(Problem description)
Write out the listing below without alteration, omitting its pictures.

(Given records)
──────

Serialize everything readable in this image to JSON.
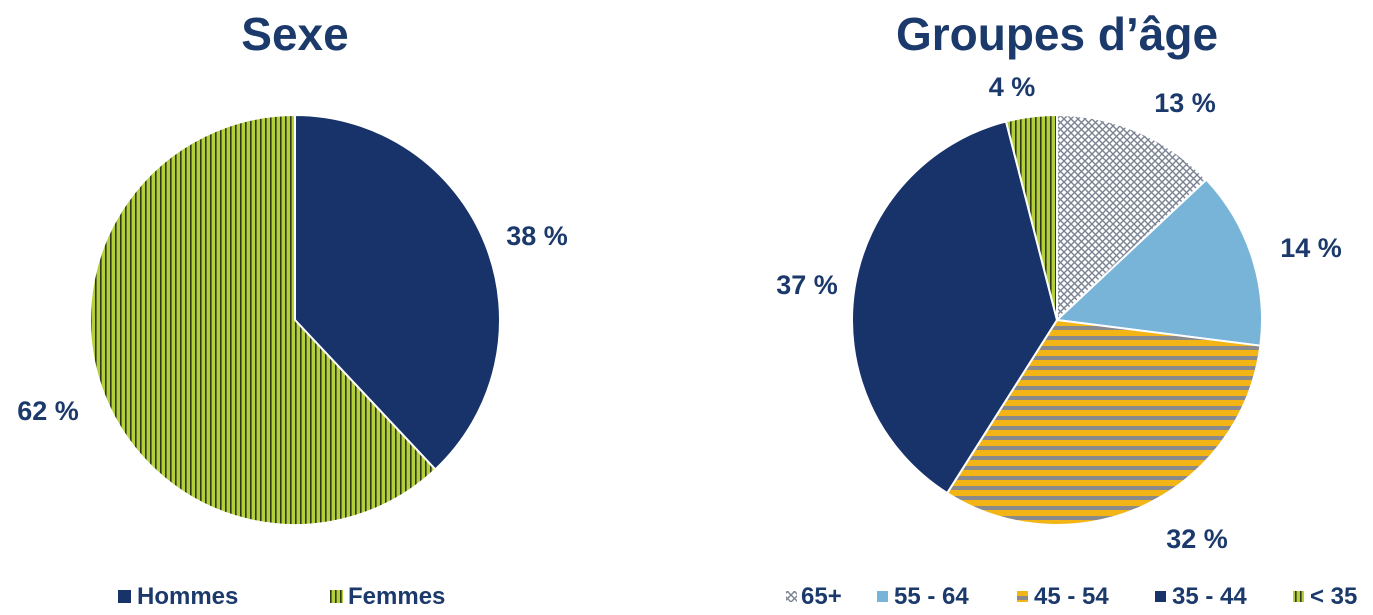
{
  "chart_data": [
    {
      "type": "pie",
      "title": "Sexe",
      "slices": [
        {
          "name": "Hommes",
          "value": 38,
          "label": "38 %",
          "color": "#17336a",
          "pattern": "solid"
        },
        {
          "name": "Femmes",
          "value": 62,
          "label": "62 %",
          "color": "#b5cf3a",
          "pattern": "vertical-stripes"
        }
      ],
      "legend_position": "bottom"
    },
    {
      "type": "pie",
      "title": "Groupes d’âge",
      "slices": [
        {
          "name": "65+",
          "value": 13,
          "label": "13 %",
          "color": "#b6bcc8",
          "pattern": "crosshatch"
        },
        {
          "name": "55 - 64",
          "value": 14,
          "label": "14 %",
          "color": "#78b4d8",
          "pattern": "solid"
        },
        {
          "name": "45 - 54",
          "value": 32,
          "label": "32 %",
          "color": "#f3b415",
          "pattern": "horizontal-stripes"
        },
        {
          "name": "35 - 44",
          "value": 37,
          "label": "37 %",
          "color": "#17336a",
          "pattern": "solid"
        },
        {
          "name": "< 35",
          "value": 4,
          "label": "4 %",
          "color": "#b5cf3a",
          "pattern": "vertical-stripes"
        }
      ],
      "legend_position": "bottom"
    }
  ]
}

──────

(Solution to the exercise)
Serialize everything readable in this image to JSON.
{
  "chart_data": [
    {
      "type": "pie",
      "title": "Sexe",
      "slices": [
        {
          "name": "Hommes",
          "value": 38,
          "label": "38 %",
          "color": "#17336a",
          "pattern": "solid"
        },
        {
          "name": "Femmes",
          "value": 62,
          "label": "62 %",
          "color": "#b5cf3a",
          "pattern": "vertical-stripes"
        }
      ],
      "legend_position": "bottom"
    },
    {
      "type": "pie",
      "title": "Groupes d’âge",
      "slices": [
        {
          "name": "65+",
          "value": 13,
          "label": "13 %",
          "color": "#b6bcc8",
          "pattern": "crosshatch"
        },
        {
          "name": "55 - 64",
          "value": 14,
          "label": "14 %",
          "color": "#78b4d8",
          "pattern": "solid"
        },
        {
          "name": "45 - 54",
          "value": 32,
          "label": "32 %",
          "color": "#f3b415",
          "pattern": "horizontal-stripes"
        },
        {
          "name": "35 - 44",
          "value": 37,
          "label": "37 %",
          "color": "#17336a",
          "pattern": "solid"
        },
        {
          "name": "< 35",
          "value": 4,
          "label": "4 %",
          "color": "#b5cf3a",
          "pattern": "vertical-stripes"
        }
      ],
      "legend_position": "bottom"
    }
  ]
}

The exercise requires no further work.